#### Instruction
Extract the following lines, reproducing each one exactly, without any change.

#### Extracted records
_____

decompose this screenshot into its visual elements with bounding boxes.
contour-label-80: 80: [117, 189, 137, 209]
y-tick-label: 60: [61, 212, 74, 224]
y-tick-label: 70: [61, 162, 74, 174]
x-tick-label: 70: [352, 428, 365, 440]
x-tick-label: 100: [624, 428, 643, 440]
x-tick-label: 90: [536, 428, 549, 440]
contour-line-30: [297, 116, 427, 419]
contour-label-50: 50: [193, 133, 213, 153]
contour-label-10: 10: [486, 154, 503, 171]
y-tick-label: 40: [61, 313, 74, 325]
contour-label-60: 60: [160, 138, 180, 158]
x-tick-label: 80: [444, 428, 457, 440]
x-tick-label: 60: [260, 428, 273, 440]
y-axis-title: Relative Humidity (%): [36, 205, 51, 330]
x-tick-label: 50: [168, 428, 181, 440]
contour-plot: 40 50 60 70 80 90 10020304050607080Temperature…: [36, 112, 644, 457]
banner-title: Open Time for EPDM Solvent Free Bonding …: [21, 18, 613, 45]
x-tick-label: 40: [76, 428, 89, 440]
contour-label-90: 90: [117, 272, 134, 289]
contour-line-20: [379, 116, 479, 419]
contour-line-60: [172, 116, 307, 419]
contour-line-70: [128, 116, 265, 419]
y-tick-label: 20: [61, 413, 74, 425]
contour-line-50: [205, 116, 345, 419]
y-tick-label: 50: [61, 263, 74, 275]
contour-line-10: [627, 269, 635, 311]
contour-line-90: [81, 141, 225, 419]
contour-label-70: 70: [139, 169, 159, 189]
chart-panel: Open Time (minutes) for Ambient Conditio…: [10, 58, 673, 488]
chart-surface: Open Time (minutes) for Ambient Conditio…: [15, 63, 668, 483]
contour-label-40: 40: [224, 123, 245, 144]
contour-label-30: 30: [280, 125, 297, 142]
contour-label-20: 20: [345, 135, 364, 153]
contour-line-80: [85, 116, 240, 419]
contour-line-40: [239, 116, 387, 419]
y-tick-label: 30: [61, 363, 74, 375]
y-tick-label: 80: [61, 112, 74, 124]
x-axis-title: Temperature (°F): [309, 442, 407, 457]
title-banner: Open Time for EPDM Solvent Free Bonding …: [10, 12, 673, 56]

_____

#### Output for this task
decompose this screenshot into its visual elements with bounding boxes.
contour-label-80: 80: [117, 189, 137, 209]
y-tick-label: 60: [61, 212, 74, 224]
y-tick-label: 70: [61, 162, 74, 174]
x-tick-label: 70: [352, 428, 365, 440]
x-tick-label: 100: [624, 428, 643, 440]
x-tick-label: 90: [536, 428, 549, 440]
contour-line-30: [297, 116, 427, 419]
contour-label-50: 50: [193, 133, 213, 153]
contour-label-10: 10: [486, 154, 503, 171]
y-tick-label: 40: [61, 313, 74, 325]
contour-label-60: 60: [160, 138, 180, 158]
x-tick-label: 80: [444, 428, 457, 440]
x-tick-label: 60: [260, 428, 273, 440]
y-axis-title: Relative Humidity (%): [36, 205, 51, 330]
x-tick-label: 50: [168, 428, 181, 440]
contour-plot: 40 50 60 70 80 90 10020304050607080Temperature…: [36, 112, 644, 457]
banner-title: Open Time for EPDM Solvent Free Bonding …: [21, 18, 613, 45]
x-tick-label: 40: [76, 428, 89, 440]
contour-label-90: 90: [117, 272, 134, 289]
contour-line-20: [379, 116, 479, 419]
contour-line-60: [172, 116, 307, 419]
contour-line-70: [128, 116, 265, 419]
y-tick-label: 20: [61, 413, 74, 425]
contour-line-50: [205, 116, 345, 419]
y-tick-label: 50: [61, 263, 74, 275]
contour-line-10: [627, 269, 635, 311]
contour-line-90: [81, 141, 225, 419]
contour-label-70: 70: [139, 169, 159, 189]
chart-panel: Open Time (minutes) for Ambient Conditio…: [10, 58, 673, 488]
chart-surface: Open Time (minutes) for Ambient Conditio…: [15, 63, 668, 483]
contour-label-40: 40: [224, 123, 245, 144]
contour-label-30: 30: [280, 125, 297, 142]
contour-label-20: 20: [345, 135, 364, 153]
contour-line-80: [85, 116, 240, 419]
contour-line-40: [239, 116, 387, 419]
y-tick-label: 30: [61, 363, 74, 375]
y-tick-label: 80: [61, 112, 74, 124]
x-axis-title: Temperature (°F): [309, 442, 407, 457]
title-banner: Open Time for EPDM Solvent Free Bonding …: [10, 12, 673, 56]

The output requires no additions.